== WORK TO BE COMPLETED ==
Check each line below for the word "Please", and copy those that have it.

--------

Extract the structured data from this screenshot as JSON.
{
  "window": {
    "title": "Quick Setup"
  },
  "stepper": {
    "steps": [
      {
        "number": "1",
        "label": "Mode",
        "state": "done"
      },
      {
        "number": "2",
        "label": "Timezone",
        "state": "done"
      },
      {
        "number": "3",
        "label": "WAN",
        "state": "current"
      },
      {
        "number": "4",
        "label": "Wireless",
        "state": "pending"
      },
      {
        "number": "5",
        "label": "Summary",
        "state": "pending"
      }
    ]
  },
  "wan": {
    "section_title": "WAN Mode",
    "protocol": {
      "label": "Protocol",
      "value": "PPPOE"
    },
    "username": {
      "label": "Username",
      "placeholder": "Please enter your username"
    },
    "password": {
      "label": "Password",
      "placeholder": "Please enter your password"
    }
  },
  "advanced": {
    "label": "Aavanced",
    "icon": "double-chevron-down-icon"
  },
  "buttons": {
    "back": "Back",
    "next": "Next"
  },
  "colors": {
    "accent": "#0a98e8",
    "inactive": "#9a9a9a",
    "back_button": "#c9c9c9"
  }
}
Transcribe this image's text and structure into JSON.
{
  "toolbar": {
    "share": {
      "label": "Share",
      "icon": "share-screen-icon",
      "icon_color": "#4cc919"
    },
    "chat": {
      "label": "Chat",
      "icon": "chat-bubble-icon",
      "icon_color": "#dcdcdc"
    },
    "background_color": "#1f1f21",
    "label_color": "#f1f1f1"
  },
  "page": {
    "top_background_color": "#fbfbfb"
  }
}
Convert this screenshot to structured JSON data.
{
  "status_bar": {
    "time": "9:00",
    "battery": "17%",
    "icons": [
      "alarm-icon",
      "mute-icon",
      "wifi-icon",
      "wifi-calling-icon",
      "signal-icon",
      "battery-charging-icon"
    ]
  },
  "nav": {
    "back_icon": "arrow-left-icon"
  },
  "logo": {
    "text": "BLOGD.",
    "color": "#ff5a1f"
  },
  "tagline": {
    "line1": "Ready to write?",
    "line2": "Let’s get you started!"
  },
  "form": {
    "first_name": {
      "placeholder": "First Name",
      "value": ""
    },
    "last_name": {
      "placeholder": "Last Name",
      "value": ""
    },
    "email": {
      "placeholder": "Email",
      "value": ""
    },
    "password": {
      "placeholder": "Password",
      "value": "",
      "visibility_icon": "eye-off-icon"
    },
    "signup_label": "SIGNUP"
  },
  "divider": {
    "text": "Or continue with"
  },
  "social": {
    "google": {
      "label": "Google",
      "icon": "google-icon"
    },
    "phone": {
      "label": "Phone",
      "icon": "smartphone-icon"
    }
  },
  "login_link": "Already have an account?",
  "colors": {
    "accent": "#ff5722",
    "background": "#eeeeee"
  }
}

--------

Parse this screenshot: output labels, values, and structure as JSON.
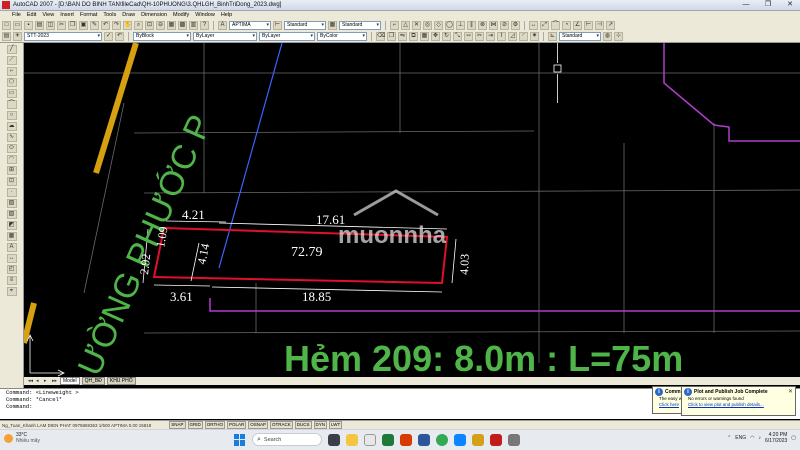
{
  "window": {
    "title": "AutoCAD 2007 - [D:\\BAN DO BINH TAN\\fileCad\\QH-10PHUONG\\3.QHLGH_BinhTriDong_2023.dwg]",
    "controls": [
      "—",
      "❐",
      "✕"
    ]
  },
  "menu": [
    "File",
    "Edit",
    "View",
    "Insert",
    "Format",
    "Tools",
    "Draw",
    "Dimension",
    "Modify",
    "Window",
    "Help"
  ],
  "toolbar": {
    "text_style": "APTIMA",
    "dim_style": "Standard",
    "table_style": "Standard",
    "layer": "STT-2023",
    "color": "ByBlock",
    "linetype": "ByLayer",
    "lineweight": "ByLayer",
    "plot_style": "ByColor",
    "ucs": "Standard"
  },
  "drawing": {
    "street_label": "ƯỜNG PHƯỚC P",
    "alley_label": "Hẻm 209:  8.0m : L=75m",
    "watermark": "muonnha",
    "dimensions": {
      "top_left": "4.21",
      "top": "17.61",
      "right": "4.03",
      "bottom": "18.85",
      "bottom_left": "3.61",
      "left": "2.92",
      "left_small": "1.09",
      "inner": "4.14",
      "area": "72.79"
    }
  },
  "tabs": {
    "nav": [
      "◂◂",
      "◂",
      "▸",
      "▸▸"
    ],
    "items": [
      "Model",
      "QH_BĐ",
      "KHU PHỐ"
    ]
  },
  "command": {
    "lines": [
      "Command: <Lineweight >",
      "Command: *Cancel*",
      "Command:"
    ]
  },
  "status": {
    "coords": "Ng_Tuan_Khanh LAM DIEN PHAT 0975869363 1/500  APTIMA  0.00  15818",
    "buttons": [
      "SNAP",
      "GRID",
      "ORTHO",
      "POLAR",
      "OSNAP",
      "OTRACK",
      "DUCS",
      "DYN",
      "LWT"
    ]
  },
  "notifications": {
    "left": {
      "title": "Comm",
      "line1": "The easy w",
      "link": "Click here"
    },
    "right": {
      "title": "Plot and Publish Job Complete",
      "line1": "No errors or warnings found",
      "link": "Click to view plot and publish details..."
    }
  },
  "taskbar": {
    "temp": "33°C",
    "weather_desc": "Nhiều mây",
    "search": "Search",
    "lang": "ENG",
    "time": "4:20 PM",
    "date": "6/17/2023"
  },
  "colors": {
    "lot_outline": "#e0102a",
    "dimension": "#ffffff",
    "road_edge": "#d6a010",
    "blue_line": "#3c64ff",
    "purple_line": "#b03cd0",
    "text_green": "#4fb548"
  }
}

--------

== EXERCISE RESPONSE ==
      "placeholder": "Please enter your username"
      "placeholder": "Please enter your password"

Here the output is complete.